* Task inputs *
┌──
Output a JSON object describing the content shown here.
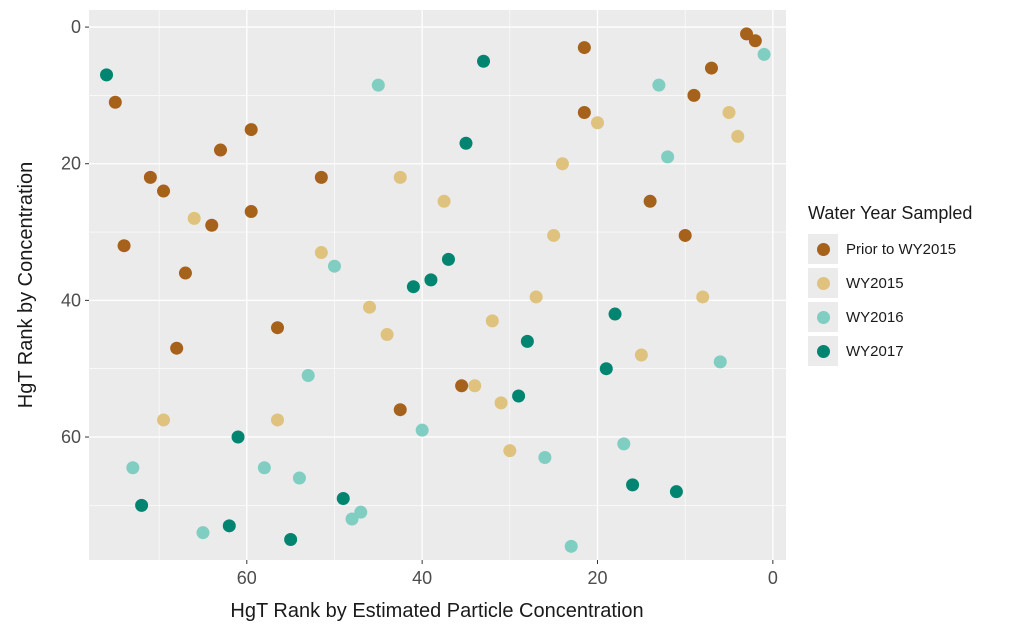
{
  "chart_data": {
    "type": "scatter",
    "title": "",
    "xlabel": "HgT Rank by Estimated Particle Concentration",
    "ylabel": "HgT Rank by Concentration",
    "xlim": [
      78,
      -1.5
    ],
    "ylim": [
      78,
      -2.5
    ],
    "x_reversed": true,
    "y_reversed": true,
    "x_ticks": [
      60,
      40,
      20,
      0
    ],
    "y_ticks": [
      0,
      20,
      40,
      60
    ],
    "grid": true,
    "legend": {
      "title": "Water Year Sampled",
      "position": "right"
    },
    "series": [
      {
        "name": "Prior to WY2015",
        "color": "#a6611a",
        "points": [
          [
            3,
            1
          ],
          [
            2,
            2
          ],
          [
            21.5,
            3
          ],
          [
            7,
            6
          ],
          [
            9,
            10
          ],
          [
            75,
            11
          ],
          [
            21.5,
            12.5
          ],
          [
            59.5,
            15
          ],
          [
            63,
            18
          ],
          [
            71,
            22
          ],
          [
            51.5,
            22
          ],
          [
            69.5,
            24
          ],
          [
            14,
            25.5
          ],
          [
            59.5,
            27
          ],
          [
            64,
            29
          ],
          [
            10,
            30.5
          ],
          [
            74,
            32
          ],
          [
            67,
            36
          ],
          [
            56.5,
            44
          ],
          [
            68,
            47
          ],
          [
            35.5,
            52.5
          ],
          [
            42.5,
            56
          ]
        ]
      },
      {
        "name": "WY2015",
        "color": "#dfc27d",
        "points": [
          [
            5,
            12.5
          ],
          [
            20,
            14
          ],
          [
            4,
            16
          ],
          [
            24,
            20
          ],
          [
            42.5,
            22
          ],
          [
            37.5,
            25.5
          ],
          [
            66,
            28
          ],
          [
            25,
            30.5
          ],
          [
            51.5,
            33
          ],
          [
            8,
            39.5
          ],
          [
            27,
            39.5
          ],
          [
            46,
            41
          ],
          [
            44,
            45
          ],
          [
            32,
            43
          ],
          [
            15,
            48
          ],
          [
            34,
            52.5
          ],
          [
            31,
            55
          ],
          [
            69.5,
            57.5
          ],
          [
            56.5,
            57.5
          ],
          [
            30,
            62
          ]
        ]
      },
      {
        "name": "WY2016",
        "color": "#80cdc1",
        "points": [
          [
            1,
            4
          ],
          [
            13,
            8.5
          ],
          [
            45,
            8.5
          ],
          [
            12,
            19
          ],
          [
            50,
            35
          ],
          [
            6,
            49
          ],
          [
            53,
            51
          ],
          [
            40,
            59
          ],
          [
            17,
            61
          ],
          [
            26,
            63
          ],
          [
            73,
            64.5
          ],
          [
            58,
            64.5
          ],
          [
            54,
            66
          ],
          [
            47,
            71
          ],
          [
            48,
            72
          ],
          [
            65,
            74
          ],
          [
            23,
            76
          ]
        ]
      },
      {
        "name": "WY2017",
        "color": "#018571",
        "points": [
          [
            76,
            7
          ],
          [
            33,
            5
          ],
          [
            35,
            17
          ],
          [
            37,
            34
          ],
          [
            39,
            37
          ],
          [
            41,
            38
          ],
          [
            18,
            42
          ],
          [
            28,
            46
          ],
          [
            19,
            50
          ],
          [
            29,
            54
          ],
          [
            61,
            60
          ],
          [
            16,
            67
          ],
          [
            11,
            68
          ],
          [
            49,
            69
          ],
          [
            72,
            70
          ],
          [
            62,
            73
          ],
          [
            55,
            75
          ]
        ]
      }
    ]
  }
}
└──
* Do this *
Restate each entry word for word, leaving out any pictures.

* Written solution *
Output a JSON object describing the content shown here.
{
  "chart_data": {
    "type": "scatter",
    "title": "",
    "xlabel": "HgT Rank by Estimated Particle Concentration",
    "ylabel": "HgT Rank by Concentration",
    "xlim": [
      78,
      -1.5
    ],
    "ylim": [
      78,
      -2.5
    ],
    "x_reversed": true,
    "y_reversed": true,
    "x_ticks": [
      60,
      40,
      20,
      0
    ],
    "y_ticks": [
      0,
      20,
      40,
      60
    ],
    "grid": true,
    "legend": {
      "title": "Water Year Sampled",
      "position": "right"
    },
    "series": [
      {
        "name": "Prior to WY2015",
        "color": "#a6611a",
        "points": [
          [
            3,
            1
          ],
          [
            2,
            2
          ],
          [
            21.5,
            3
          ],
          [
            7,
            6
          ],
          [
            9,
            10
          ],
          [
            75,
            11
          ],
          [
            21.5,
            12.5
          ],
          [
            59.5,
            15
          ],
          [
            63,
            18
          ],
          [
            71,
            22
          ],
          [
            51.5,
            22
          ],
          [
            69.5,
            24
          ],
          [
            14,
            25.5
          ],
          [
            59.5,
            27
          ],
          [
            64,
            29
          ],
          [
            10,
            30.5
          ],
          [
            74,
            32
          ],
          [
            67,
            36
          ],
          [
            56.5,
            44
          ],
          [
            68,
            47
          ],
          [
            35.5,
            52.5
          ],
          [
            42.5,
            56
          ]
        ]
      },
      {
        "name": "WY2015",
        "color": "#dfc27d",
        "points": [
          [
            5,
            12.5
          ],
          [
            20,
            14
          ],
          [
            4,
            16
          ],
          [
            24,
            20
          ],
          [
            42.5,
            22
          ],
          [
            37.5,
            25.5
          ],
          [
            66,
            28
          ],
          [
            25,
            30.5
          ],
          [
            51.5,
            33
          ],
          [
            8,
            39.5
          ],
          [
            27,
            39.5
          ],
          [
            46,
            41
          ],
          [
            44,
            45
          ],
          [
            32,
            43
          ],
          [
            15,
            48
          ],
          [
            34,
            52.5
          ],
          [
            31,
            55
          ],
          [
            69.5,
            57.5
          ],
          [
            56.5,
            57.5
          ],
          [
            30,
            62
          ]
        ]
      },
      {
        "name": "WY2016",
        "color": "#80cdc1",
        "points": [
          [
            1,
            4
          ],
          [
            13,
            8.5
          ],
          [
            45,
            8.5
          ],
          [
            12,
            19
          ],
          [
            50,
            35
          ],
          [
            6,
            49
          ],
          [
            53,
            51
          ],
          [
            40,
            59
          ],
          [
            17,
            61
          ],
          [
            26,
            63
          ],
          [
            73,
            64.5
          ],
          [
            58,
            64.5
          ],
          [
            54,
            66
          ],
          [
            47,
            71
          ],
          [
            48,
            72
          ],
          [
            65,
            74
          ],
          [
            23,
            76
          ]
        ]
      },
      {
        "name": "WY2017",
        "color": "#018571",
        "points": [
          [
            76,
            7
          ],
          [
            33,
            5
          ],
          [
            35,
            17
          ],
          [
            37,
            34
          ],
          [
            39,
            37
          ],
          [
            41,
            38
          ],
          [
            18,
            42
          ],
          [
            28,
            46
          ],
          [
            19,
            50
          ],
          [
            29,
            54
          ],
          [
            61,
            60
          ],
          [
            16,
            67
          ],
          [
            11,
            68
          ],
          [
            49,
            69
          ],
          [
            72,
            70
          ],
          [
            62,
            73
          ],
          [
            55,
            75
          ]
        ]
      }
    ]
  }
}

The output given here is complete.